--- START ---
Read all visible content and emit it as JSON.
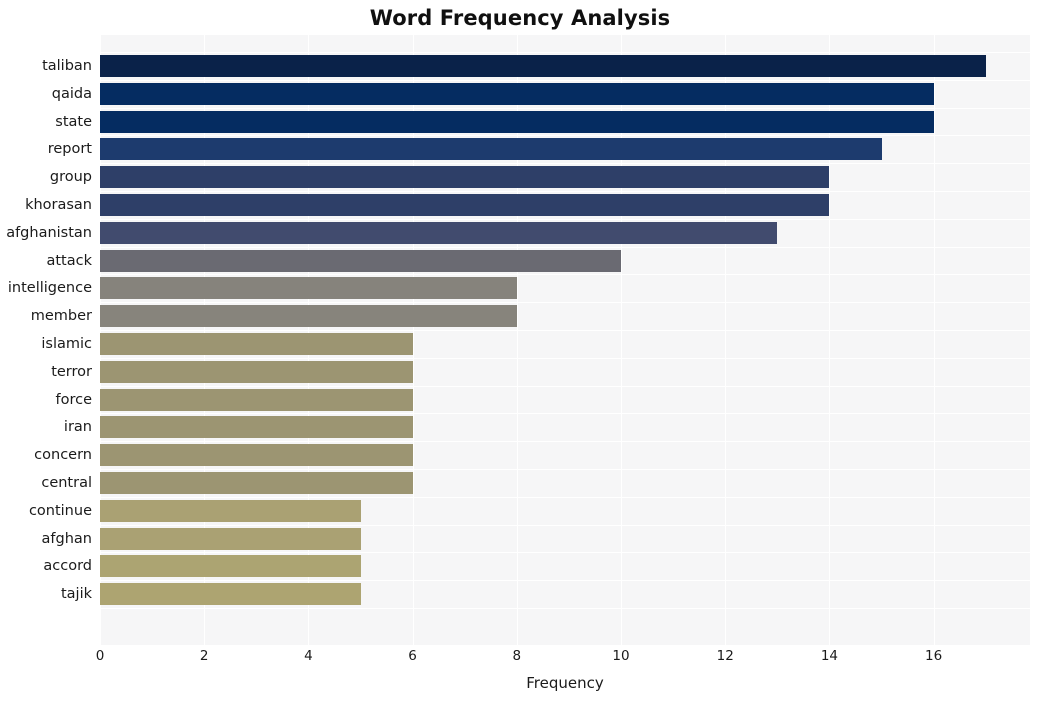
{
  "chart_data": {
    "type": "bar",
    "orientation": "horizontal",
    "title": "Word Frequency Analysis",
    "xlabel": "Frequency",
    "ylabel": "",
    "xlim": [
      0,
      17.85
    ],
    "xticks": [
      0,
      2,
      4,
      6,
      8,
      10,
      12,
      14,
      16
    ],
    "xtick_labels": [
      "0",
      "2",
      "4",
      "6",
      "8",
      "10",
      "12",
      "14",
      "16"
    ],
    "grid": true,
    "legend": null,
    "categories": [
      "taliban",
      "qaida",
      "state",
      "report",
      "group",
      "khorasan",
      "afghanistan",
      "attack",
      "intelligence",
      "member",
      "islamic",
      "terror",
      "force",
      "iran",
      "concern",
      "central",
      "continue",
      "afghan",
      "accord",
      "tajik"
    ],
    "values": [
      17,
      16,
      16,
      15,
      14,
      14,
      13,
      10,
      8,
      8,
      6,
      6,
      6,
      6,
      6,
      6,
      5,
      5,
      5,
      5
    ],
    "bar_colors": [
      "#0a2249",
      "#052c61",
      "#052c61",
      "#1d3b6e",
      "#2e3f68",
      "#2e3f68",
      "#414b6e",
      "#6a6a72",
      "#86837c",
      "#87847c",
      "#9c9572",
      "#9c9572",
      "#9c9572",
      "#9c9572",
      "#9c9572",
      "#9c9572",
      "#aaa173",
      "#aaa173",
      "#aca472",
      "#ada471"
    ],
    "plot_background": "#f6f6f7",
    "grid_color": "#ffffff",
    "figure_background": "#ffffff"
  }
}
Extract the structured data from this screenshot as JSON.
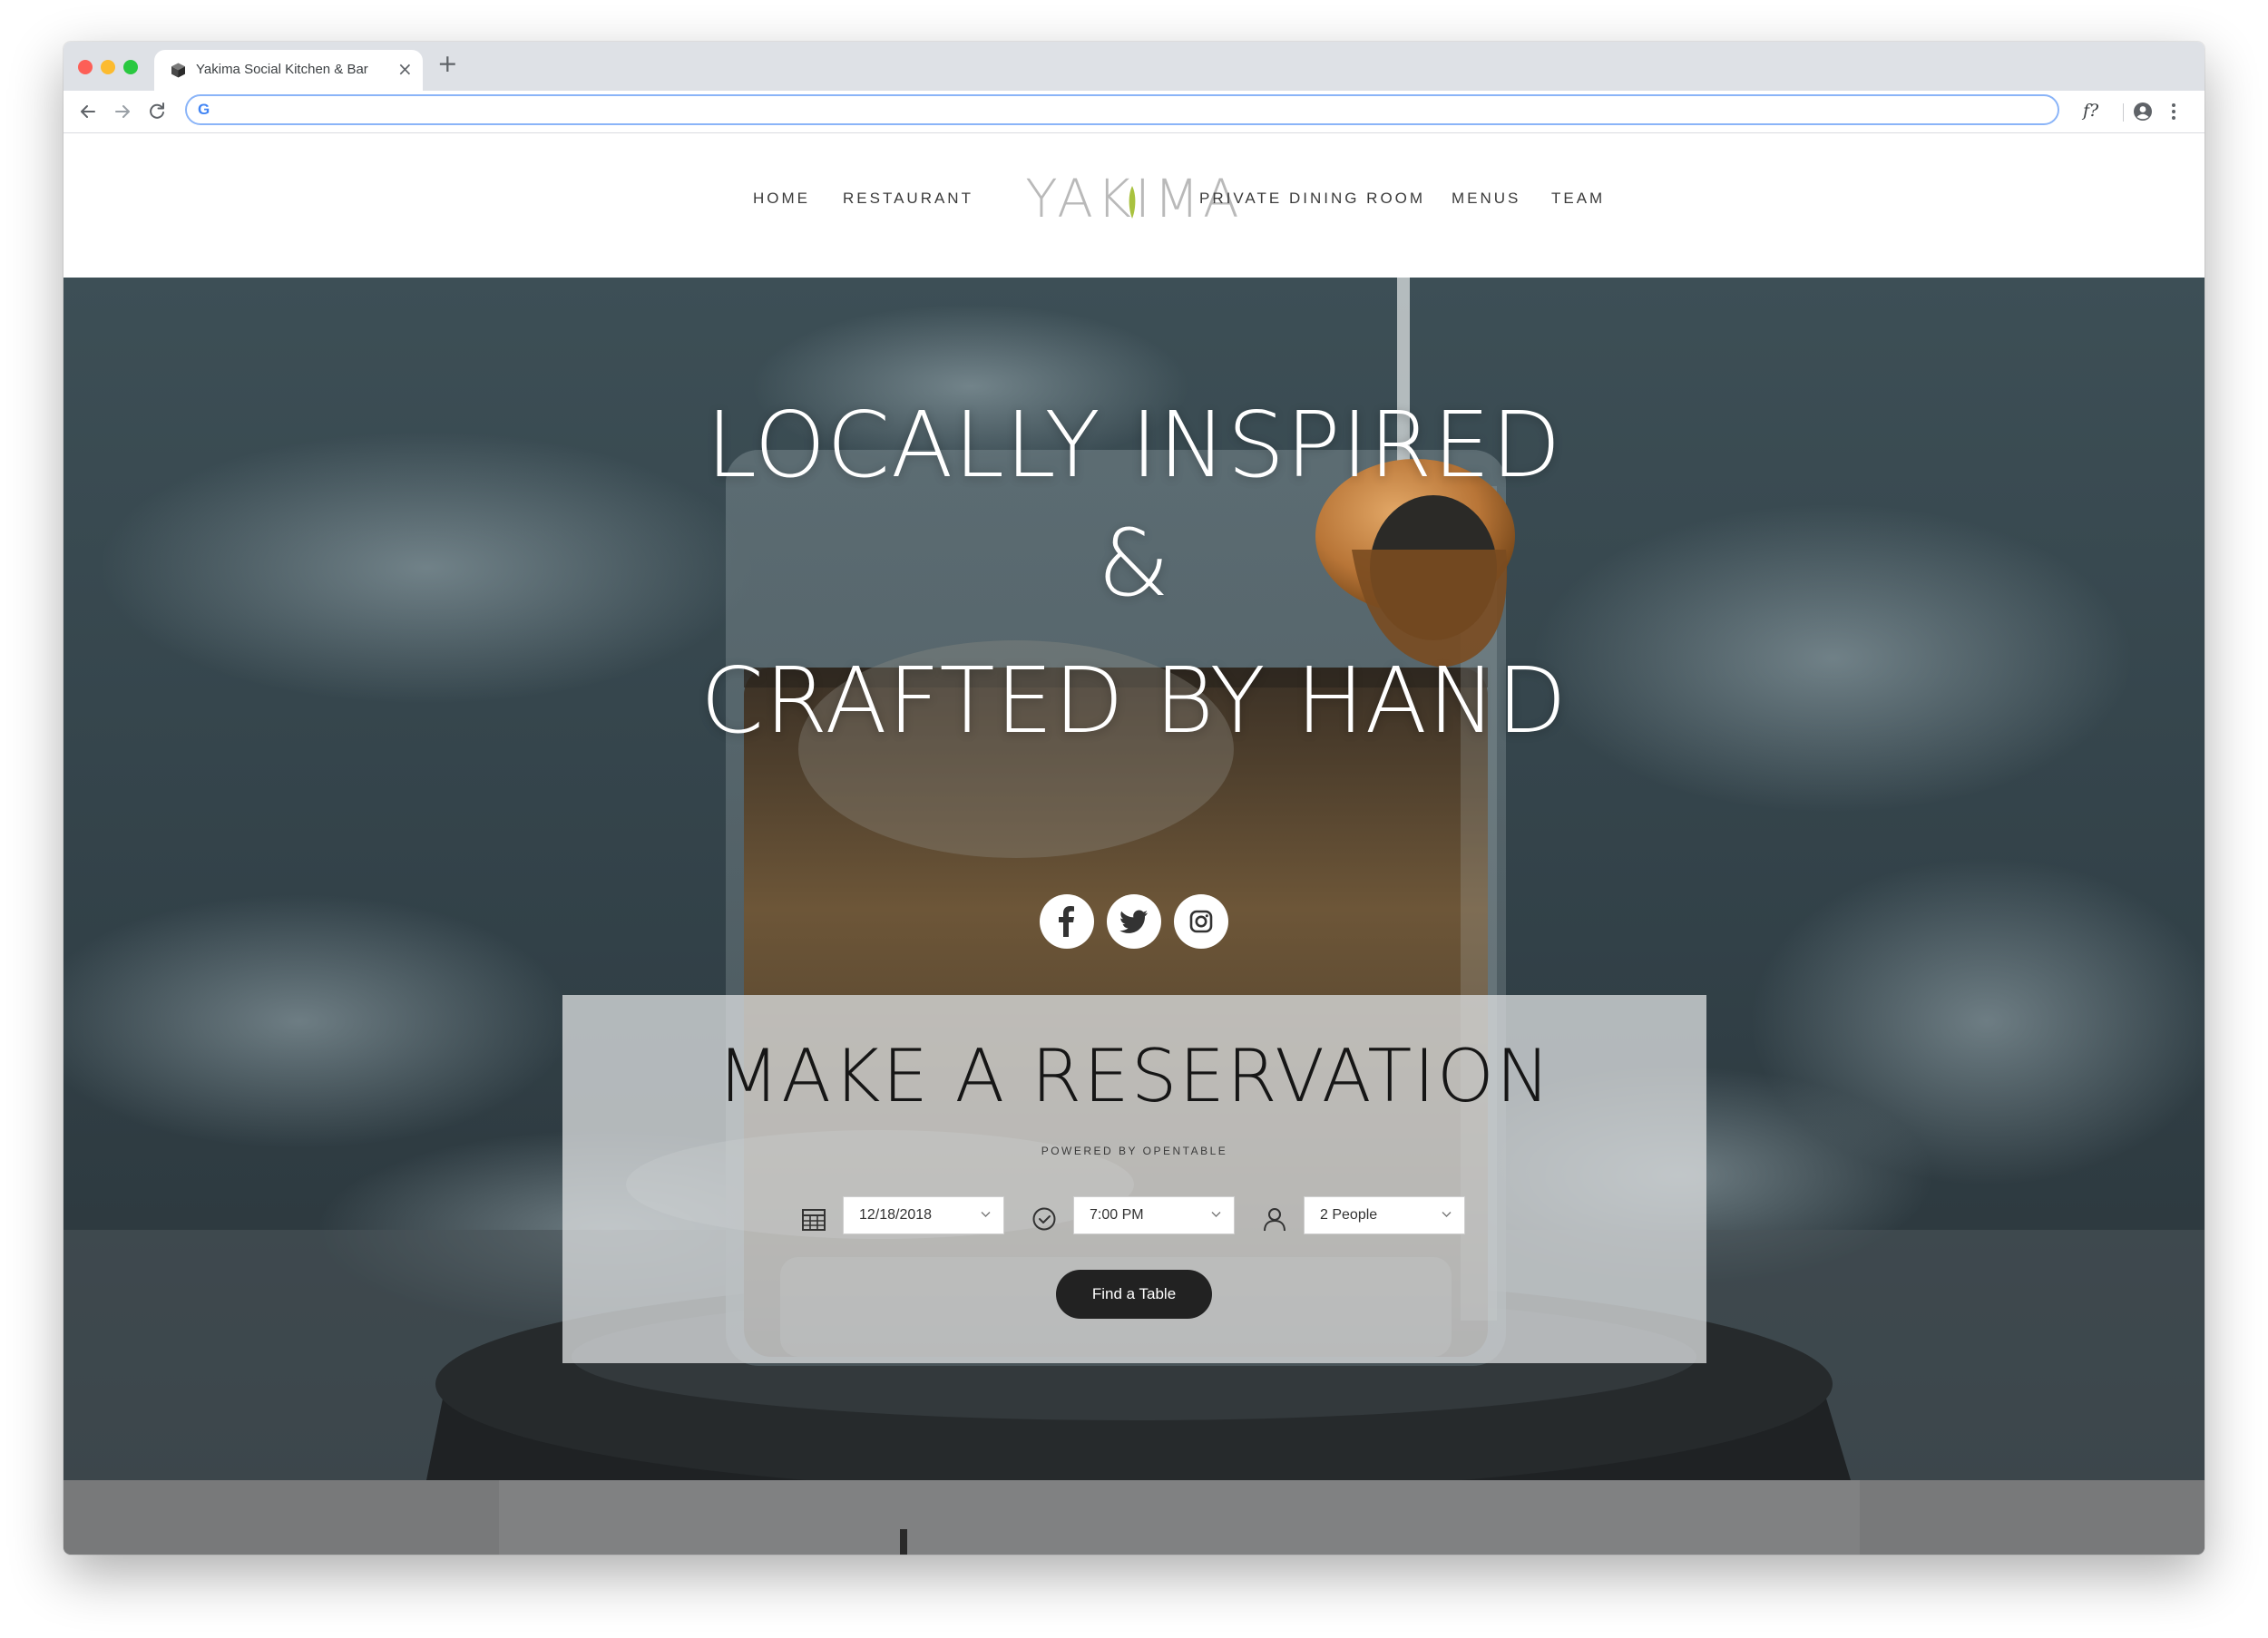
{
  "browser": {
    "tab_title": "Yakima Social Kitchen & Bar",
    "close_glyph": "×",
    "new_tab_glyph": "+",
    "address_value": "",
    "google_glyph": "G",
    "extension_glyph": "f?"
  },
  "nav": {
    "home": "HOME",
    "restaurant": "RESTAURANT",
    "private_dining": "PRIVATE DINING ROOM",
    "menus": "MENUS",
    "team": "TEAM"
  },
  "logo": {
    "text": "YAKIMA",
    "leaf_color": "#a9c23f",
    "text_color": "#b9b9b9"
  },
  "hero": {
    "line1": "LOCALLY INSPIRED",
    "line2": "&",
    "line3": "CRAFTED BY HAND",
    "social_icons": [
      "facebook-icon",
      "twitter-icon",
      "instagram-icon"
    ]
  },
  "reservation": {
    "title": "MAKE A RESERVATION",
    "powered_by": "POWERED BY OPENTABLE",
    "date": "12/18/2018",
    "time": "7:00 PM",
    "party": "2 People",
    "button": "Find a Table",
    "icons": [
      "calendar-icon",
      "clock-icon",
      "person-icon"
    ]
  },
  "colors": {
    "button_bg": "#222222",
    "panel_bg": "#d9dbdd",
    "hero_bg": "#34434a"
  }
}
--- END ---
▸ **What is asked**: Where a line above contains the string "Frequency", copy that line.

▸ **Problem solution**:
    "title": "Word Frequency Analysis",
    "xlabel": "Frequency",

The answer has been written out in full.